AVAILABLE DATA -
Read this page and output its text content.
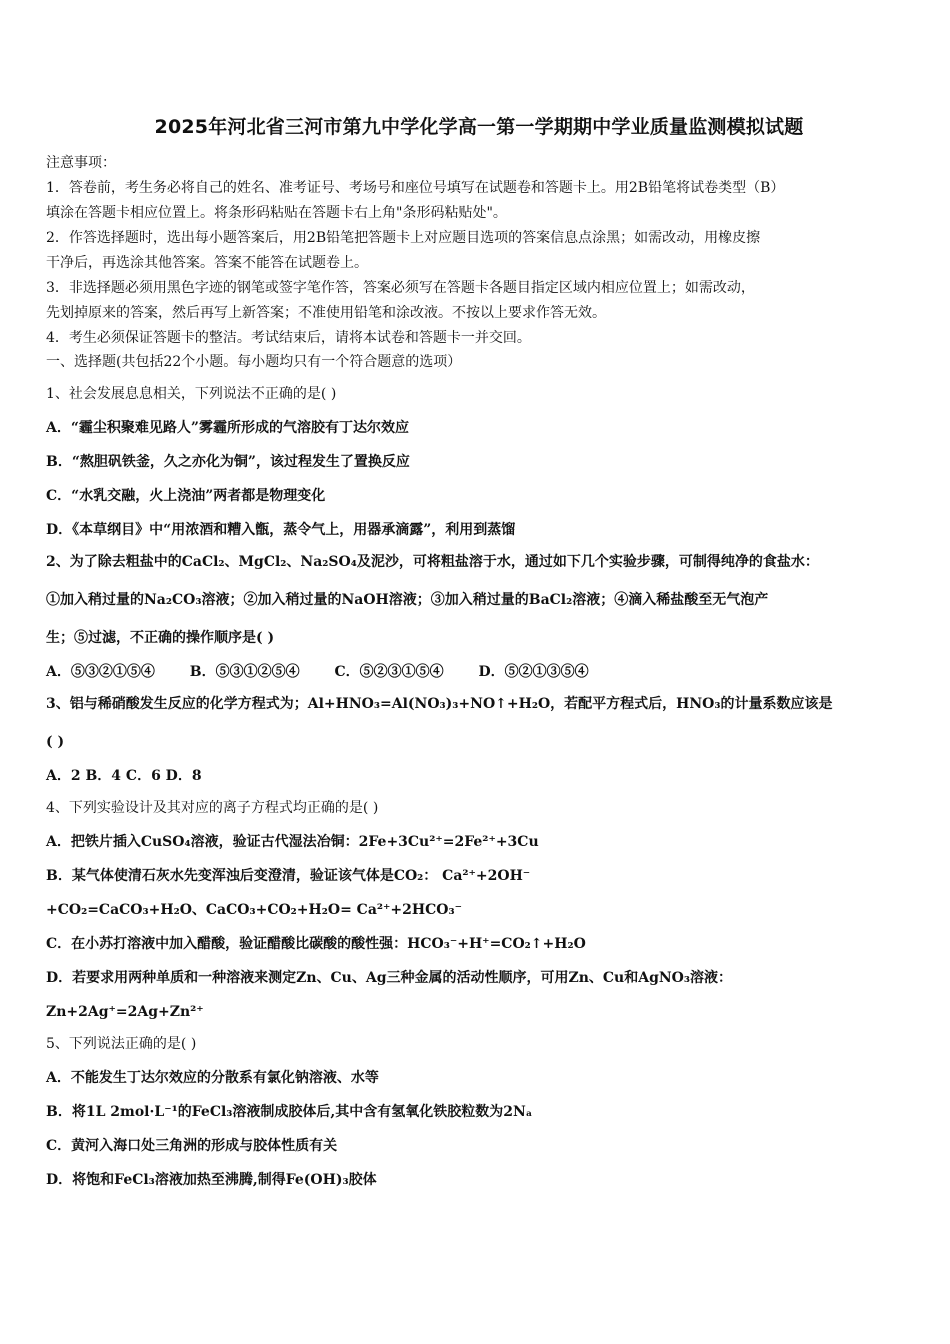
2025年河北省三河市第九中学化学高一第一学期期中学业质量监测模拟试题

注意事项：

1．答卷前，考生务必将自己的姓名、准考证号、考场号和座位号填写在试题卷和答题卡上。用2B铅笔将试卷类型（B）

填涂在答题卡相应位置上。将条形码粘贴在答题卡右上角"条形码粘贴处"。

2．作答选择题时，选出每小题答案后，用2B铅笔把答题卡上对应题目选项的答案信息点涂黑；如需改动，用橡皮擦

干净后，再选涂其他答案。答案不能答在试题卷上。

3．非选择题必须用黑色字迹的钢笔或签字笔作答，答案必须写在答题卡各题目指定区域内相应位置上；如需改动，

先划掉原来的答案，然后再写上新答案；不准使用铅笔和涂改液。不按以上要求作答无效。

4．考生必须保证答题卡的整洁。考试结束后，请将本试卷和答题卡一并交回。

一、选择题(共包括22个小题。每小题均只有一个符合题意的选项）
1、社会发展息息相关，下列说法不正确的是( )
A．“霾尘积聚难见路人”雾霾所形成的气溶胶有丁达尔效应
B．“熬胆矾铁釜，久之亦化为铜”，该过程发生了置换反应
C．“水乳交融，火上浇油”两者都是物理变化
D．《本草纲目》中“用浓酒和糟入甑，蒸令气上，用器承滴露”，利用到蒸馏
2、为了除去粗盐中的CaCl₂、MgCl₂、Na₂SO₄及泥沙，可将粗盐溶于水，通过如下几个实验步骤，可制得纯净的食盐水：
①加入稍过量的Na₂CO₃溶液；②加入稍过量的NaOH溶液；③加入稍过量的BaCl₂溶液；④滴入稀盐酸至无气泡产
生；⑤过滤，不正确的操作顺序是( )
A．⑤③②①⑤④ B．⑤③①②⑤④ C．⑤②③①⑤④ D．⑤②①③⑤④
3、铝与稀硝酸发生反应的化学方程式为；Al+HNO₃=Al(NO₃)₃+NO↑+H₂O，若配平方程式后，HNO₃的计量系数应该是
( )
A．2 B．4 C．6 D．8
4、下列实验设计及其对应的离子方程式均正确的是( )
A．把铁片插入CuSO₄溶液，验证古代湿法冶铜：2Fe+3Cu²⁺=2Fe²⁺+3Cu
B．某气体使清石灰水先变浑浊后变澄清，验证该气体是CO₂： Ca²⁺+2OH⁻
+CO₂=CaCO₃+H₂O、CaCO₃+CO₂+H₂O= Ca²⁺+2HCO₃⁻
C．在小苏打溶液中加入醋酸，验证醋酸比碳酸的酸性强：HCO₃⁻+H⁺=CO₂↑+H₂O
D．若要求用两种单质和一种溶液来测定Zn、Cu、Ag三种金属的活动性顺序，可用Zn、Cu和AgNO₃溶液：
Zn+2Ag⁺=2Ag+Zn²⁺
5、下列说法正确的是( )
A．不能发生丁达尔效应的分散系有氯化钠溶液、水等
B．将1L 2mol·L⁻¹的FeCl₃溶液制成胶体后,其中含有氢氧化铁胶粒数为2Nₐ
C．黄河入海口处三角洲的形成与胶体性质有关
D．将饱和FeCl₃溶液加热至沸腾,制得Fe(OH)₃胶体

WORK INSTRUCTIONS - Nothing but the pictures may be dropped; output the records above exactly.

EXERCISE RESPONSE -
Read this page and output its text content.
2025年河北省三河市第九中学化学高一第一学期期中学业质量监测模拟试题

注意事项：

1．答卷前，考生务必将自己的姓名、准考证号、考场号和座位号填写在试题卷和答题卡上。用2B铅笔将试卷类型（B）

填涂在答题卡相应位置上。将条形码粘贴在答题卡右上角"条形码粘贴处"。

2．作答选择题时，选出每小题答案后，用2B铅笔把答题卡上对应题目选项的答案信息点涂黑；如需改动，用橡皮擦

干净后，再选涂其他答案。答案不能答在试题卷上。

3．非选择题必须用黑色字迹的钢笔或签字笔作答，答案必须写在答题卡各题目指定区域内相应位置上；如需改动，

先划掉原来的答案，然后再写上新答案；不准使用铅笔和涂改液。不按以上要求作答无效。

4．考生必须保证答题卡的整洁。考试结束后，请将本试卷和答题卡一并交回。

一、选择题(共包括22个小题。每小题均只有一个符合题意的选项）
1、社会发展息息相关，下列说法不正确的是( )
A．“霾尘积聚难见路人”雾霾所形成的气溶胶有丁达尔效应
B．“熬胆矾铁釜，久之亦化为铜”，该过程发生了置换反应
C．“水乳交融，火上浇油”两者都是物理变化
D．《本草纲目》中“用浓酒和糟入甑，蒸令气上，用器承滴露”，利用到蒸馏
2、为了除去粗盐中的CaCl₂、MgCl₂、Na₂SO₄及泥沙，可将粗盐溶于水，通过如下几个实验步骤，可制得纯净的食盐水：
①加入稍过量的Na₂CO₃溶液；②加入稍过量的NaOH溶液；③加入稍过量的BaCl₂溶液；④滴入稀盐酸至无气泡产
生；⑤过滤，不正确的操作顺序是( )
A．⑤③②①⑤④ B．⑤③①②⑤④ C．⑤②③①⑤④ D．⑤②①③⑤④
3、铝与稀硝酸发生反应的化学方程式为；Al+HNO₃=Al(NO₃)₃+NO↑+H₂O，若配平方程式后，HNO₃的计量系数应该是
( )
A．2 B．4 C．6 D．8
4、下列实验设计及其对应的离子方程式均正确的是( )
A．把铁片插入CuSO₄溶液，验证古代湿法冶铜：2Fe+3Cu²⁺=2Fe²⁺+3Cu
B．某气体使清石灰水先变浑浊后变澄清，验证该气体是CO₂： Ca²⁺+2OH⁻
+CO₂=CaCO₃+H₂O、CaCO₃+CO₂+H₂O= Ca²⁺+2HCO₃⁻
C．在小苏打溶液中加入醋酸，验证醋酸比碳酸的酸性强：HCO₃⁻+H⁺=CO₂↑+H₂O
D．若要求用两种单质和一种溶液来测定Zn、Cu、Ag三种金属的活动性顺序，可用Zn、Cu和AgNO₃溶液：
Zn+2Ag⁺=2Ag+Zn²⁺
5、下列说法正确的是( )
A．不能发生丁达尔效应的分散系有氯化钠溶液、水等
B．将1L 2mol·L⁻¹的FeCl₃溶液制成胶体后,其中含有氢氧化铁胶粒数为2Nₐ
C．黄河入海口处三角洲的形成与胶体性质有关
D．将饱和FeCl₃溶液加热至沸腾,制得Fe(OH)₃胶体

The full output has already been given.